— Start —

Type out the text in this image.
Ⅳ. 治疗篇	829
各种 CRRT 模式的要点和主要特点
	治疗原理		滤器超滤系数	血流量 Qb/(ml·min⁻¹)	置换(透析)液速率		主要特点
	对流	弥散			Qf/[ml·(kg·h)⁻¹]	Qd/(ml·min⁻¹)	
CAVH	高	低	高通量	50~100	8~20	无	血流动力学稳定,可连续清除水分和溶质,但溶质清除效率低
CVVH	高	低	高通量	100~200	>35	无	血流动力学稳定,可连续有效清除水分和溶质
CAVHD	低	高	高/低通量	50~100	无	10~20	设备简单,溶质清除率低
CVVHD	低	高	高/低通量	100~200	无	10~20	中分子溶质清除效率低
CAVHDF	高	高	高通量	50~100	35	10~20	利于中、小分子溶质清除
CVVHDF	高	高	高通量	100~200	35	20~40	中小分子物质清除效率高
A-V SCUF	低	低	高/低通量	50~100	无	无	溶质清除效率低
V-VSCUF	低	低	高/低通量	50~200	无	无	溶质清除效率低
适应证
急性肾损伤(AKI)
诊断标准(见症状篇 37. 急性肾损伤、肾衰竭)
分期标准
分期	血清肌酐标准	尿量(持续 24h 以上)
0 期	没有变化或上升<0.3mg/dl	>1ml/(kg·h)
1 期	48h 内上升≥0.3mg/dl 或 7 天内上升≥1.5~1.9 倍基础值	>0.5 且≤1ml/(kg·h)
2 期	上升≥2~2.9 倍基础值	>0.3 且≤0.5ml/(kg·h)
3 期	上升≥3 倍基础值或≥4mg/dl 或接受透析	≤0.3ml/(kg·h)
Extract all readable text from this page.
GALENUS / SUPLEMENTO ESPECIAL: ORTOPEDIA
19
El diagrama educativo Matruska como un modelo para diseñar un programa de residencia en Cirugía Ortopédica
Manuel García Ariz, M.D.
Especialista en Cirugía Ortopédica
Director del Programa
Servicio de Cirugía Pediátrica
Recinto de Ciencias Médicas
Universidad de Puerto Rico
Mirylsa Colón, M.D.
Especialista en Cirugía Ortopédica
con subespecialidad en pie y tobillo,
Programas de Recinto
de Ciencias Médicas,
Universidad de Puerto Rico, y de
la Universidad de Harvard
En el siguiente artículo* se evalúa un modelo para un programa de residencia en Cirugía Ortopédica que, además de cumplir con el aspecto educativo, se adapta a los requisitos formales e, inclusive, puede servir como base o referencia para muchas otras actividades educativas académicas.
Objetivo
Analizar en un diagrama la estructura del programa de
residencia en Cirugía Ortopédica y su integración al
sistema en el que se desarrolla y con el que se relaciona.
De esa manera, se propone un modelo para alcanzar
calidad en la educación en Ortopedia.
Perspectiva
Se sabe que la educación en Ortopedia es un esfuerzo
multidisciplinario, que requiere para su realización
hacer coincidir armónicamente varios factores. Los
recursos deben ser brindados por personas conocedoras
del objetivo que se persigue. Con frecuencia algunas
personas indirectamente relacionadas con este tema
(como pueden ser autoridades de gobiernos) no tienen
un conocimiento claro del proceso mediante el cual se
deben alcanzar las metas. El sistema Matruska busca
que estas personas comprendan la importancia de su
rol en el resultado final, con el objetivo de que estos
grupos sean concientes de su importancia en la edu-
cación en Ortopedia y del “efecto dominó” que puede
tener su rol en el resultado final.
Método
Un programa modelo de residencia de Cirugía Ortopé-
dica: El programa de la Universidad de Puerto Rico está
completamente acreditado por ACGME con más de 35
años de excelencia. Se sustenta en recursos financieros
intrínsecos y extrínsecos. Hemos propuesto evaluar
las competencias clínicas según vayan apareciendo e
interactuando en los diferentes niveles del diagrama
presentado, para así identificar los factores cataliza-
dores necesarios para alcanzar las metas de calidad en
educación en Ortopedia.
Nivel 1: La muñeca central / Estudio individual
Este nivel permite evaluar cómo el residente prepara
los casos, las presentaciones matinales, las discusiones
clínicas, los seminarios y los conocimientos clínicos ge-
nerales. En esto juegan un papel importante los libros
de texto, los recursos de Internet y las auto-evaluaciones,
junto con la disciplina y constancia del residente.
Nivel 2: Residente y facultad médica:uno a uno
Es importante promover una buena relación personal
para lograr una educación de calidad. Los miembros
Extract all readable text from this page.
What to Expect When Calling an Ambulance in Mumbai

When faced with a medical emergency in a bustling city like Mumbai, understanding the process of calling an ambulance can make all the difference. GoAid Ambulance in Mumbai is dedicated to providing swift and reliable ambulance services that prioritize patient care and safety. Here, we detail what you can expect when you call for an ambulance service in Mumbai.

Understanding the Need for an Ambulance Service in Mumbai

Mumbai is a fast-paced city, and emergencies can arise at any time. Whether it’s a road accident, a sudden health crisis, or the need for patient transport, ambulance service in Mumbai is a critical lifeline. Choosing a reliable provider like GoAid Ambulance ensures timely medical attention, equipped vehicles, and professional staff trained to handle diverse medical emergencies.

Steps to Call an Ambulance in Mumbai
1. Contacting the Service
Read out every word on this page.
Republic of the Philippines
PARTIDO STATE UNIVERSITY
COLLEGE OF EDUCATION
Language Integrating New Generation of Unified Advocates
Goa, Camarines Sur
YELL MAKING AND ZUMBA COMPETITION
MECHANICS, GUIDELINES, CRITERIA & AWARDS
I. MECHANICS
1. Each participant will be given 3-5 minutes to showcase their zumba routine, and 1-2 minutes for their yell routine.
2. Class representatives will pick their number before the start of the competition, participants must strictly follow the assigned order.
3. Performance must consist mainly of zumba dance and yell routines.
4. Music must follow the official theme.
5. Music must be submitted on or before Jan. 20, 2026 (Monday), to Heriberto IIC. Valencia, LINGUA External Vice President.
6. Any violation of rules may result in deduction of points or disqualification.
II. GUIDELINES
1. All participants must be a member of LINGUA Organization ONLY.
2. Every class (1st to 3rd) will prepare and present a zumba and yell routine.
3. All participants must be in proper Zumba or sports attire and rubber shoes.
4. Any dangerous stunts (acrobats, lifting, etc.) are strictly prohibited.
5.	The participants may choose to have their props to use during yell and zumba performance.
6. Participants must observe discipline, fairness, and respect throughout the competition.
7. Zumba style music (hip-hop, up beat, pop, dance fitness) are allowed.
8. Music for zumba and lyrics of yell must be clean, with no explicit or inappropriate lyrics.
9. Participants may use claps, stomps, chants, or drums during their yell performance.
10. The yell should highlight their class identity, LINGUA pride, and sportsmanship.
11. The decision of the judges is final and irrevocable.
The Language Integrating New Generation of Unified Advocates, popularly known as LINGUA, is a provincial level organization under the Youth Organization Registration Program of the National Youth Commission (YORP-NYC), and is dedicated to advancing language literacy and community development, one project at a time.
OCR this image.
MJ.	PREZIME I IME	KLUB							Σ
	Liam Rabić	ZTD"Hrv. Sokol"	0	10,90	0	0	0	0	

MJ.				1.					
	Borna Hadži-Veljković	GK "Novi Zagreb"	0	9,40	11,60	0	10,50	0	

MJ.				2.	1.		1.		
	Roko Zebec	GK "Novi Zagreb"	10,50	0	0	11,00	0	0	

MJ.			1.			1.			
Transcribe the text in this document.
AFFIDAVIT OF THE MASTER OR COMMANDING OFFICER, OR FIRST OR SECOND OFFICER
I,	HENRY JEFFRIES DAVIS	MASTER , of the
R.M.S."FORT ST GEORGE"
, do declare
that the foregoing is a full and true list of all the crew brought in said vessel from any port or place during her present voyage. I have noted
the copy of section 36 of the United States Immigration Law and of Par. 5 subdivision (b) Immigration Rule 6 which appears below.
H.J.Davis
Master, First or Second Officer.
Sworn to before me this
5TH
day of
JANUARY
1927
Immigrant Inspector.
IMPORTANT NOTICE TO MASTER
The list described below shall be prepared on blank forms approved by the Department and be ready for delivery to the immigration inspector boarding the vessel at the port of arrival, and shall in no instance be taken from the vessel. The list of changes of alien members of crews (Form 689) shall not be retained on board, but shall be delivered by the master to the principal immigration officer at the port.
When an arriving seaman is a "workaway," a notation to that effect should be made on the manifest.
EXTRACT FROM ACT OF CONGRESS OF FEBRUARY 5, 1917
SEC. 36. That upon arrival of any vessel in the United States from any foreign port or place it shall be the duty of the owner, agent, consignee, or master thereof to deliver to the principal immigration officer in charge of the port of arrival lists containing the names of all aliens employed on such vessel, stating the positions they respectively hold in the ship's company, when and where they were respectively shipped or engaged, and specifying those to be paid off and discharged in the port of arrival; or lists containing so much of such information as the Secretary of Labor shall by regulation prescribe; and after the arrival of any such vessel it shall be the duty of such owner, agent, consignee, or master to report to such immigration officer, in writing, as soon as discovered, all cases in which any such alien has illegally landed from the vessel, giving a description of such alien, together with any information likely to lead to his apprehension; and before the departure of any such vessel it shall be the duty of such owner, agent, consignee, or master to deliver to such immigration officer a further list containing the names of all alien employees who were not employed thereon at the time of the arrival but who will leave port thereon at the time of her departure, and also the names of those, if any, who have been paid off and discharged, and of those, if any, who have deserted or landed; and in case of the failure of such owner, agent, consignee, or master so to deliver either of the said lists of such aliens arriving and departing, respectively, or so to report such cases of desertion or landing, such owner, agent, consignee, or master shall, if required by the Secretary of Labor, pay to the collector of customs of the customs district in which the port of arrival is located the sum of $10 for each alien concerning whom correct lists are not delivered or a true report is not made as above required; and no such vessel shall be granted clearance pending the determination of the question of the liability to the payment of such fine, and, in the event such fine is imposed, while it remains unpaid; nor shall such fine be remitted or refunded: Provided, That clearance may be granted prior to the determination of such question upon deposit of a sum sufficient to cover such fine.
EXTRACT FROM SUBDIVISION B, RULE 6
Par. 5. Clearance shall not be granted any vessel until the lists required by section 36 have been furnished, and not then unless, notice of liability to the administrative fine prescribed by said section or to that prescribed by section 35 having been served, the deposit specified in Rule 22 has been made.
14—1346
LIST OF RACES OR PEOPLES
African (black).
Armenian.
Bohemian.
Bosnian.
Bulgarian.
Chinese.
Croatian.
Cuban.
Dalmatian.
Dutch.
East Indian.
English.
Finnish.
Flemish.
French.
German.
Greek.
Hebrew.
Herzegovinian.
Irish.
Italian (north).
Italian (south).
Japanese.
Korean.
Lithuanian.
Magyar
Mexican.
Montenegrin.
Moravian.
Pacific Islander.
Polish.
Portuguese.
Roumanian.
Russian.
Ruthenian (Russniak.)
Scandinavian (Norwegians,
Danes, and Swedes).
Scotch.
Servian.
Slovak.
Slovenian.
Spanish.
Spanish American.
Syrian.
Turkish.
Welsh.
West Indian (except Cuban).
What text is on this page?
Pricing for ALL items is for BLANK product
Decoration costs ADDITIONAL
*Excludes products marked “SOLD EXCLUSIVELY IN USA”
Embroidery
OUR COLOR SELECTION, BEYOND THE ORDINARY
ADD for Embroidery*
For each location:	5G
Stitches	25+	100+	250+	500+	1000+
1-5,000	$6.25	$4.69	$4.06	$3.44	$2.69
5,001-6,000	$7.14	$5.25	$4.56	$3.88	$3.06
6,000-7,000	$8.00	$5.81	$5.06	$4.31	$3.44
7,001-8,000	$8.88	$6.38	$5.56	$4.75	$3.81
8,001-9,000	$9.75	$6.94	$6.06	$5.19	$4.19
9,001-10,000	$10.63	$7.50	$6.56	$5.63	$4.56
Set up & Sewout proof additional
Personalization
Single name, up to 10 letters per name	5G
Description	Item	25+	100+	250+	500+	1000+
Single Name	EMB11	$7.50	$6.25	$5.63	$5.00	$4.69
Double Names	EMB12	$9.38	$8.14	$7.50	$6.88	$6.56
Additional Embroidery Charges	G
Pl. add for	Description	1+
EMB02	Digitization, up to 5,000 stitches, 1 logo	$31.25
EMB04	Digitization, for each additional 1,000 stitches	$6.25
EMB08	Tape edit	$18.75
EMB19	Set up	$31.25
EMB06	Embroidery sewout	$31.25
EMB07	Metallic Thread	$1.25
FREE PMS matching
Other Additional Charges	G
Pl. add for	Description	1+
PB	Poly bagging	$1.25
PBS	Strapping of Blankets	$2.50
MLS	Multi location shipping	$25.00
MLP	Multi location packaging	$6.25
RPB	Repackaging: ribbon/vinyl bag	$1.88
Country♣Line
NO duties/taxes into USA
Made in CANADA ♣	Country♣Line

— End —

Write out each line of the data that holds the string "educativo".

El diagrama educativo Matruska como un modelo para diseñar un programa de residencia en Cirugía Ortopédica
En el siguiente artículo* se evalúa un modelo para un programa de residencia en Cirugía Ortopédica que, además de cumplir con el aspecto educativo, se adapta a los requisitos formales e, inclusive, puede servir como base o referencia para muchas otras actividades educativas académicas.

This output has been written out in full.